### AIM
Only the pictures are omitted; repeat all other data exactly.

## begin

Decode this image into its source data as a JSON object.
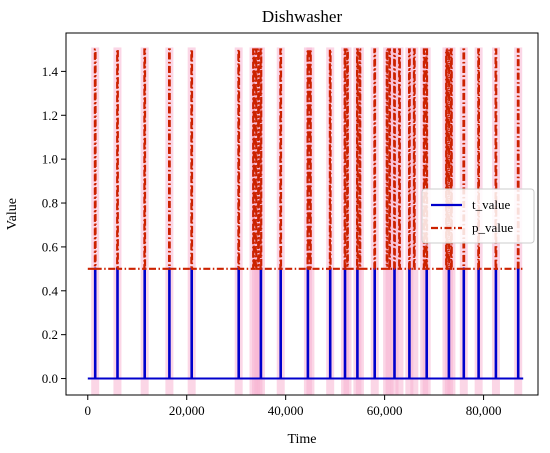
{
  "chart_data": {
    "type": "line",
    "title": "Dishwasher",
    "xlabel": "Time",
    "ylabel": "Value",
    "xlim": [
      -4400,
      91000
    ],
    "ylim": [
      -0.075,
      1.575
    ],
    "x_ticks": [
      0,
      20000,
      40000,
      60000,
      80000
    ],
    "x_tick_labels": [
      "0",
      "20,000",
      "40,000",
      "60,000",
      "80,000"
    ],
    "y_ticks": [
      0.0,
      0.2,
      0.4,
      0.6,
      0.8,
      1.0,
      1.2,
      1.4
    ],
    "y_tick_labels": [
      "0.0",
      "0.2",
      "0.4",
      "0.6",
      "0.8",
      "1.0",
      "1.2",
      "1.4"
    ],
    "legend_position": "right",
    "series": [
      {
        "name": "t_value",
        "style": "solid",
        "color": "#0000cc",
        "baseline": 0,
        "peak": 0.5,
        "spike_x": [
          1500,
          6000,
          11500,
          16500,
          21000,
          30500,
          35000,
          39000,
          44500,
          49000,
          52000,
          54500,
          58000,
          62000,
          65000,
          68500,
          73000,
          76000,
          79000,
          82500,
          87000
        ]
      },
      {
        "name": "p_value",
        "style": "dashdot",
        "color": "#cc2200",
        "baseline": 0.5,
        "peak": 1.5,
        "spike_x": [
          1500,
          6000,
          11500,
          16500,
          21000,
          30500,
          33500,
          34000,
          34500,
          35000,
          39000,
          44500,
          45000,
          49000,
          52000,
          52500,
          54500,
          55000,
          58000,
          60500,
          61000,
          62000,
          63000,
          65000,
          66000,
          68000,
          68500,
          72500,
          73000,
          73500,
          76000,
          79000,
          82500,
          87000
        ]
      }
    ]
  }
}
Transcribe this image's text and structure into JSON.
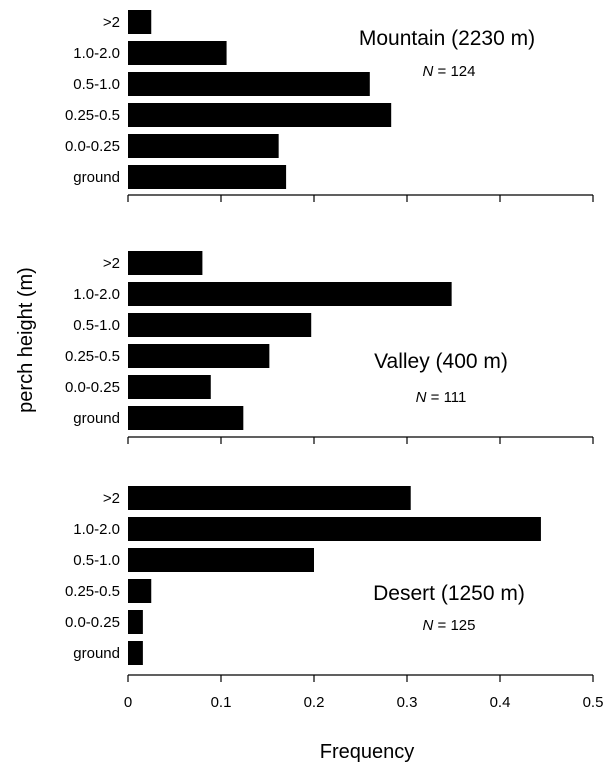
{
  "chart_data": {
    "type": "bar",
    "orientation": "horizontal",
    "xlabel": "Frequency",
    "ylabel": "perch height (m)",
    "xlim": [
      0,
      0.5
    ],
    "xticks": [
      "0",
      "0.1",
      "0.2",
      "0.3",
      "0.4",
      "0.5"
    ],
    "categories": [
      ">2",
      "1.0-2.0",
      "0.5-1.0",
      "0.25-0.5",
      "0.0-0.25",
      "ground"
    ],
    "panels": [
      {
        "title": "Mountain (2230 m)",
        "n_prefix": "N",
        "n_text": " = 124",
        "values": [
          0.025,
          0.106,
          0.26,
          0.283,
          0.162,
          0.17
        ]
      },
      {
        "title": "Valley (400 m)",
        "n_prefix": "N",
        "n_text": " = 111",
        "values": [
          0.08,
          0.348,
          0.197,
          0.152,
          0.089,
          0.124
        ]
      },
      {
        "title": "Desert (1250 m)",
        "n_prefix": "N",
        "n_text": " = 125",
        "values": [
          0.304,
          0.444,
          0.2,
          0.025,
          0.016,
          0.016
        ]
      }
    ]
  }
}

## end

### EXPECTED ANSWER
Decode this image into its source data as a JSON object.
{
  "chart_data": {
    "type": "line",
    "title": "Dishwasher",
    "xlabel": "Time",
    "ylabel": "Value",
    "xlim": [
      -4400,
      91000
    ],
    "ylim": [
      -0.075,
      1.575
    ],
    "x_ticks": [
      0,
      20000,
      40000,
      60000,
      80000
    ],
    "x_tick_labels": [
      "0",
      "20,000",
      "40,000",
      "60,000",
      "80,000"
    ],
    "y_ticks": [
      0.0,
      0.2,
      0.4,
      0.6,
      0.8,
      1.0,
      1.2,
      1.4
    ],
    "y_tick_labels": [
      "0.0",
      "0.2",
      "0.4",
      "0.6",
      "0.8",
      "1.0",
      "1.2",
      "1.4"
    ],
    "legend_position": "right",
    "series": [
      {
        "name": "t_value",
        "style": "solid",
        "color": "#0000cc",
        "baseline": 0,
        "peak": 0.5,
        "spike_x": [
          1500,
          6000,
          11500,
          16500,
          21000,
          30500,
          35000,
          39000,
          44500,
          49000,
          52000,
          54500,
          58000,
          62000,
          65000,
          68500,
          73000,
          76000,
          79000,
          82500,
          87000
        ]
      },
      {
        "name": "p_value",
        "style": "dashdot",
        "color": "#cc2200",
        "baseline": 0.5,
        "peak": 1.5,
        "spike_x": [
          1500,
          6000,
          11500,
          16500,
          21000,
          30500,
          33500,
          34000,
          34500,
          35000,
          39000,
          44500,
          45000,
          49000,
          52000,
          52500,
          54500,
          55000,
          58000,
          60500,
          61000,
          62000,
          63000,
          65000,
          66000,
          68000,
          68500,
          72500,
          73000,
          73500,
          76000,
          79000,
          82500,
          87000
        ]
      }
    ]
  }
}
Transcribe this image's text and structure into JSON.
{
  "chart_data": {
    "type": "bar",
    "orientation": "horizontal",
    "xlabel": "Frequency",
    "ylabel": "perch height (m)",
    "xlim": [
      0,
      0.5
    ],
    "xticks": [
      "0",
      "0.1",
      "0.2",
      "0.3",
      "0.4",
      "0.5"
    ],
    "categories": [
      ">2",
      "1.0-2.0",
      "0.5-1.0",
      "0.25-0.5",
      "0.0-0.25",
      "ground"
    ],
    "panels": [
      {
        "title": "Mountain (2230 m)",
        "n_prefix": "N",
        "n_text": " = 124",
        "values": [
          0.025,
          0.106,
          0.26,
          0.283,
          0.162,
          0.17
        ]
      },
      {
        "title": "Valley (400 m)",
        "n_prefix": "N",
        "n_text": " = 111",
        "values": [
          0.08,
          0.348,
          0.197,
          0.152,
          0.089,
          0.124
        ]
      },
      {
        "title": "Desert (1250 m)",
        "n_prefix": "N",
        "n_text": " = 125",
        "values": [
          0.304,
          0.444,
          0.2,
          0.025,
          0.016,
          0.016
        ]
      }
    ]
  }
}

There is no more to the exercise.